* [DATA LISTING]:
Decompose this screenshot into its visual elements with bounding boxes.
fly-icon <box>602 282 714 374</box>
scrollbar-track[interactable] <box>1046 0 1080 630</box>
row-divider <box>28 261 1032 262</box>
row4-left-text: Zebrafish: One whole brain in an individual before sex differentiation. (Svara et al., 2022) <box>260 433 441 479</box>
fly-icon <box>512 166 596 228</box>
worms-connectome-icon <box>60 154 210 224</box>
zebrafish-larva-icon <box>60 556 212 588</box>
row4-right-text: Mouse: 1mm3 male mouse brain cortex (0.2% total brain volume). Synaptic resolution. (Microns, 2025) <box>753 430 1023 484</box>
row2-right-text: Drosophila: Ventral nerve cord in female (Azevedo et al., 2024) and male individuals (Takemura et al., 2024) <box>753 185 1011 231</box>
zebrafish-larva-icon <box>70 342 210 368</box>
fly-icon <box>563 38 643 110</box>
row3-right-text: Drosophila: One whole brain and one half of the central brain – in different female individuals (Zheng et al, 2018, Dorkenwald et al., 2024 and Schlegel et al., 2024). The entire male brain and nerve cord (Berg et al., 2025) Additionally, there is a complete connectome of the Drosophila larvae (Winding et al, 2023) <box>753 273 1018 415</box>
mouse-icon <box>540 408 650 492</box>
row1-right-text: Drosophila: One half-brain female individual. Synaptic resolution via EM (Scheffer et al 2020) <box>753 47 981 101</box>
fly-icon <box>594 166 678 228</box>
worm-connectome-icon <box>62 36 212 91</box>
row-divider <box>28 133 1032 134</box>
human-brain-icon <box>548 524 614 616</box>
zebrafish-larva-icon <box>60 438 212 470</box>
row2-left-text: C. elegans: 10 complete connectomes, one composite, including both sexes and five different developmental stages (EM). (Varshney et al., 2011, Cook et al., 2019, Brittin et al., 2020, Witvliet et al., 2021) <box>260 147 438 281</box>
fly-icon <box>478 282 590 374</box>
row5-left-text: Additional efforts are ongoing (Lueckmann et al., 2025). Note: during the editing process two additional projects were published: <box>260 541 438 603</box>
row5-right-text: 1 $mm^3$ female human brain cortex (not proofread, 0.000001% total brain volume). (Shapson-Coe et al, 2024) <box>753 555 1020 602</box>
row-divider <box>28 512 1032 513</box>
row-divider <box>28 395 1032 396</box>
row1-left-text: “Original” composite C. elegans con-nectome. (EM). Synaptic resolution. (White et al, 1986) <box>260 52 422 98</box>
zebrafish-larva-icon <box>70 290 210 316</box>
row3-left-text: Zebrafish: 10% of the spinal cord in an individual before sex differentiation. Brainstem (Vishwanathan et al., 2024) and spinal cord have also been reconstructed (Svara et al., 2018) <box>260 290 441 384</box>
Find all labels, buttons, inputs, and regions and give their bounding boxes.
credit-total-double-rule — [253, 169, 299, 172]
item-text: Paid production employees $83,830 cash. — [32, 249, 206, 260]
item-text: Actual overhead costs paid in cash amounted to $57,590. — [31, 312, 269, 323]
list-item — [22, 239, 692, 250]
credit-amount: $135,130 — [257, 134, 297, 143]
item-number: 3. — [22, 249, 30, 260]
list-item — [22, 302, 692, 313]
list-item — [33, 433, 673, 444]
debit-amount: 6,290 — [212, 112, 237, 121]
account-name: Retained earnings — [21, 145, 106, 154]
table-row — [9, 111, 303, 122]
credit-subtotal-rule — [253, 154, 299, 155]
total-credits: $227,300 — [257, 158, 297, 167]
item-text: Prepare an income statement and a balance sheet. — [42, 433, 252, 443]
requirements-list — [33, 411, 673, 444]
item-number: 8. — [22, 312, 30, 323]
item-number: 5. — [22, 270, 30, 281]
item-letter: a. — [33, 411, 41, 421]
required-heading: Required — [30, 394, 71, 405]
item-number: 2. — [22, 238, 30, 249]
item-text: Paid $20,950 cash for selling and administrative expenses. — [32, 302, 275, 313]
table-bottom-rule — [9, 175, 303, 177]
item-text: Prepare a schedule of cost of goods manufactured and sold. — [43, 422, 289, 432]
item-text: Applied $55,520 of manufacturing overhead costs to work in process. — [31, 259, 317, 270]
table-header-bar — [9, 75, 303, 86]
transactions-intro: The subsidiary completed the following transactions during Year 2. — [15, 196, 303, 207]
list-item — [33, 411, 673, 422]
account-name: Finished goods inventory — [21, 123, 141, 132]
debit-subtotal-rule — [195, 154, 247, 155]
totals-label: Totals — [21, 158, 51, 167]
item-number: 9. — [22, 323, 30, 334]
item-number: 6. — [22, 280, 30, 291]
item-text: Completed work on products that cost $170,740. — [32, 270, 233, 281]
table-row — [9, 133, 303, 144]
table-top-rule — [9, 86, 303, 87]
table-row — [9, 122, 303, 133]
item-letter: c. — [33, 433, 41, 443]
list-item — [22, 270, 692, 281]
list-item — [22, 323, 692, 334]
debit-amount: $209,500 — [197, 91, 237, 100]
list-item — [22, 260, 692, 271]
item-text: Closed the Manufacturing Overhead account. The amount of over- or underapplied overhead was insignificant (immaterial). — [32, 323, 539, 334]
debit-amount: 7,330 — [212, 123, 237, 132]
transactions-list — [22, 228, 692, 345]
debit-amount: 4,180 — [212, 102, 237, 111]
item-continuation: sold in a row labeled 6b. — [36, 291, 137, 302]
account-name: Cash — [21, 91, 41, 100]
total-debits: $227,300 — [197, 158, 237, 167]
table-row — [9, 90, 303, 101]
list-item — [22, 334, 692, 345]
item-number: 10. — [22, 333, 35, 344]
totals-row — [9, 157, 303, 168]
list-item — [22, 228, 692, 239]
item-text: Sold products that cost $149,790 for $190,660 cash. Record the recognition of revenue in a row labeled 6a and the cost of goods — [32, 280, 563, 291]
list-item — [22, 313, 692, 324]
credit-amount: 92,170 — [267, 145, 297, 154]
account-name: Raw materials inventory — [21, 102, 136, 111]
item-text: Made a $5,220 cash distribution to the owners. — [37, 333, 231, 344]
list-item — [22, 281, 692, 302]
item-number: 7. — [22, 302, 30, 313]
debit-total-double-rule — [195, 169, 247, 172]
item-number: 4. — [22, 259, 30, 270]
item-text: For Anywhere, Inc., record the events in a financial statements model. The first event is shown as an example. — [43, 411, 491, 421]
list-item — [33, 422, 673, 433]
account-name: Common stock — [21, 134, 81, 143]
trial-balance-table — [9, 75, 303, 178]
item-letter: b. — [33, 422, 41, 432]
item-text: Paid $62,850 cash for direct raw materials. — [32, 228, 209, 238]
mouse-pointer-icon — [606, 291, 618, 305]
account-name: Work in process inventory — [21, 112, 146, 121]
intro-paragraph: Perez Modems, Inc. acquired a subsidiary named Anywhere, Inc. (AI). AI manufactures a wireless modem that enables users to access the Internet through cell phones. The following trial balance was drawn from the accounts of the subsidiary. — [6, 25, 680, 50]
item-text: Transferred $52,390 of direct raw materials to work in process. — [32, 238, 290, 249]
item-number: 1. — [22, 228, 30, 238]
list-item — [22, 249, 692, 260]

* [EXERCISE DESCRIPTION]: Please output every line of the entries above as a Markdown table with two columns, No. for the row number and Line for the line itself. Leave out blank lines.

* [FINAL RESULT]:
| No. | Line |
|---|---|
| 1 | Decompose this screenshot into its visual elements with bounding boxes. |
| 2 | fly-icon <box>602 282 714 374</box> |
| 3 | scrollbar-track[interactable] <box>1046 0 1080 630</box> |
| 4 | row-divider <box>28 261 1032 262</box> |
| 5 | row4-left-text: Zebrafish: One whole brain in an individual before sex differentiation. (Svara et al., 2022) <box>260 433 441 479</box> |
| 6 | fly-icon <box>512 166 596 228</box> |
| 7 | worms-connectome-icon <box>60 154 210 224</box> |
| 8 | zebrafish-larva-icon <box>60 556 212 588</box> |
| 9 | row4-right-text: Mouse: 1mm3 male mouse brain cortex (0.2% total brain volume). Synaptic resolution. (Microns, 2025) <box>753 430 1023 484</box> |
| 10 | row2-right-text: Drosophila: Ventral nerve cord in female (Azevedo et al., 2024) and male individuals (Takemura et al., 2024) <box>753 185 1011 231</box> |
| 11 | zebrafish-larva-icon <box>70 342 210 368</box> |
| 12 | fly-icon <box>563 38 643 110</box> |
| 13 | row3-right-text: Drosophila: One whole brain and one half of the central brain – in different female individuals (Zheng et al, 2018, Dorkenwald et al., 2024 and Schlegel et al., 2024). The entire male brain and nerve cord (Berg et al., 2025) Additionally, there is a complete connectome of the Drosophila larvae (Winding et al, 2023) <box>753 273 1018 415</box> |
| 14 | mouse-icon <box>540 408 650 492</box> |
| 15 | row1-right-text: Drosophila: One half-brain female individual. Synaptic resolution via EM (Scheffer et al 2020) <box>753 47 981 101</box> |
| 16 | fly-icon <box>594 166 678 228</box> |
| 17 | worm-connectome-icon <box>62 36 212 91</box> |
| 18 | row-divider <box>28 133 1032 134</box> |
| 19 | human-brain-icon <box>548 524 614 616</box> |
| 20 | zebrafish-larva-icon <box>60 438 212 470</box> |
| 21 | row2-left-text: C. elegans: 10 complete connectomes, one composite, including both sexes and five different developmental stages (EM). (Varshney et al., 2011, Cook et al., 2019, Brittin et al., 2020, Witvliet et al., 2021) <box>260 147 438 281</box> |
| 22 | fly-icon <box>478 282 590 374</box> |
| 23 | row5-left-text: Additional efforts are ongoing (Lueckmann et al., 2025). Note: during the editing process two additional projects were published: <box>260 541 438 603</box> |
| 24 | row5-right-text: 1 $mm^3$ female human brain cortex (not proofread, 0.000001% total brain volume). (Shapson-Coe et al, 2024) <box>753 555 1020 602</box> |
| 25 | row-divider <box>28 512 1032 513</box> |
| 26 | row-divider <box>28 395 1032 396</box> |
| 27 | row1-left-text: “Original” composite C. elegans con-nectome. (EM). Synaptic resolution. (White et al, 1986) <box>260 52 422 98</box> |
| 28 | zebrafish-larva-icon <box>70 290 210 316</box> |
| 29 | row3-left-text: Zebrafish: 10% of the spinal cord in an individual before sex differentiation. Brainstem (Vishwanathan et al., 2024) and spinal cord have also been reconstructed (Svara et al., 2018) <box>260 290 441 384</box> |
| 30 | Find all labels, buttons, inputs, and regions and give their bounding boxes. |
| 31 | credit-total-double-rule — [253, 169, 299, 172] |
| 32 | item-text: Paid production employees $83,830 cash. — [32, 249, 206, 260] |
| 33 | item-text: Actual overhead costs paid in cash amounted to $57,590. — [31, 312, 269, 323] |
| 34 | list-item — [22, 239, 692, 250] |
| 35 | credit-amount: $135,130 — [257, 134, 297, 143] |
| 36 | item-number: 3. — [22, 249, 30, 260] |
| 37 | list-item — [22, 302, 692, 313] |
| 38 | list-item — [33, 433, 673, 444] |
| 39 | debit-amount: 6,290 — [212, 112, 237, 121] |
| 40 | account-name: Retained earnings — [21, 145, 106, 154] |
| 41 | table-row — [9, 111, 303, 122] |
| 42 | credit-subtotal-rule — [253, 154, 299, 155] |
| 43 | total-credits: $227,300 — [257, 158, 297, 167] |
| 44 | item-text: Prepare an income statement and a balance sheet. — [42, 433, 252, 443] |
| 45 | requirements-list — [33, 411, 673, 444] |
| 46 | item-number: 8. — [22, 312, 30, 323] |
| 47 | item-number: 5. — [22, 270, 30, 281] |
| 48 | item-letter: a. — [33, 411, 41, 421] |
| 49 | required-heading: Required — [30, 394, 71, 405] |
| 50 | item-number: 2. — [22, 238, 30, 249] |
| 51 | item-text: Paid $20,950 cash for selling and administrative expenses. — [32, 302, 275, 313] |
| 52 | table-bottom-rule — [9, 175, 303, 177] |
| 53 | item-text: Prepare a schedule of cost of goods manufactured and sold. — [43, 422, 289, 432] |
| 54 | item-text: Applied $55,520 of manufacturing overhead costs to work in process. — [31, 259, 317, 270] |
| 55 | table-header-bar — [9, 75, 303, 86] |
| 56 | transactions-intro: The subsidiary completed the following transactions during Year 2. — [15, 196, 303, 207] |
| 57 | list-item — [33, 411, 673, 422] |
| 58 | account-name: Finished goods inventory — [21, 123, 141, 132] |
| 59 | debit-subtotal-rule — [195, 154, 247, 155] |
| 60 | totals-label: Totals — [21, 158, 51, 167] |
| 61 | item-number: 9. — [22, 323, 30, 334] |
| 62 | item-number: 6. — [22, 280, 30, 291] |
| 63 | item-text: Completed work on products that cost $170,740. — [32, 270, 233, 281] |
| 64 | table-row — [9, 133, 303, 144] |
| 65 | table-top-rule — [9, 86, 303, 87] |
| 66 | table-row — [9, 122, 303, 133] |
| 67 | item-letter: c. — [33, 433, 41, 443] |
| 68 | list-item — [22, 270, 692, 281] |
| 69 | list-item — [22, 323, 692, 334] |
| 70 | debit-amount: $209,500 — [197, 91, 237, 100] |
| 71 | list-item — [22, 260, 692, 271] |
| 72 | item-text: Closed the Manufacturing Overhead account. The amount of over- or underapplied overhead was insignificant (immaterial). — [32, 323, 539, 334] |
| 73 | debit-amount: 7,330 — [212, 123, 237, 132] |
| 74 | transactions-list — [22, 228, 692, 345] |
| 75 | debit-amount: 4,180 — [212, 102, 237, 111] |
| 76 | item-continuation: sold in a row labeled 6b. — [36, 291, 137, 302] |
| 77 | account-name: Cash — [21, 91, 41, 100] |
| 78 | total-debits: $227,300 — [197, 158, 237, 167] |
| 79 | table-row — [9, 90, 303, 101] |
| 80 | list-item — [22, 334, 692, 345] |
| 81 | item-number: 10. — [22, 333, 35, 344] |
| 82 | totals-row — [9, 157, 303, 168] |
| 83 | list-item — [22, 228, 692, 239] |
| 84 | item-text: Sold products that cost $149,790 for $190,660 cash. Record the recognition of revenue in a row labeled 6a and the cost of goods — [32, 280, 563, 291] |
| 85 | list-item — [22, 313, 692, 324] |
| 86 | credit-amount: 92,170 — [267, 145, 297, 154] |
| 87 | account-name: Raw materials inventory — [21, 102, 136, 111] |
| 88 | item-text: Made a $5,220 cash distribution to the owners. — [37, 333, 231, 344] |
| 89 | list-item — [22, 281, 692, 302] |
| 90 | item-number: 7. — [22, 302, 30, 313] |
| 91 | debit-total-double-rule — [195, 169, 247, 172] |
| 92 | item-number: 4. — [22, 259, 30, 270] |
| 93 | item-text: For Anywhere, Inc., record the events in a financial statements model. The first event is shown as an example. — [43, 411, 491, 421] |
| 94 | list-item — [33, 422, 673, 433] |
| 95 | account-name: Common stock — [21, 134, 81, 143] |
| 96 | trial-balance-table — [9, 75, 303, 178] |
| 97 | item-letter: b. — [33, 422, 41, 432] |
| 98 | item-text: Paid $62,850 cash for direct raw materials. — [32, 228, 209, 238] |
| 99 | mouse-pointer-icon — [606, 291, 618, 305] |
| 100 | account-name: Work in process inventory — [21, 112, 146, 121] |
| 101 | intro-paragraph: Perez Modems, Inc. acquired a subsidiary named Anywhere, Inc. (AI). AI manufactures a wireless modem that enables users to access the Internet through cell phones. The following trial balance was drawn from the accounts of the subsidiary. — [6, 25, 680, 50] |
| 102 | item-text: Transferred $52,390 of direct raw materials to work in process. — [32, 238, 290, 249] |
| 103 | item-number: 1. — [22, 228, 30, 238] |
| 104 | list-item — [22, 249, 692, 260] |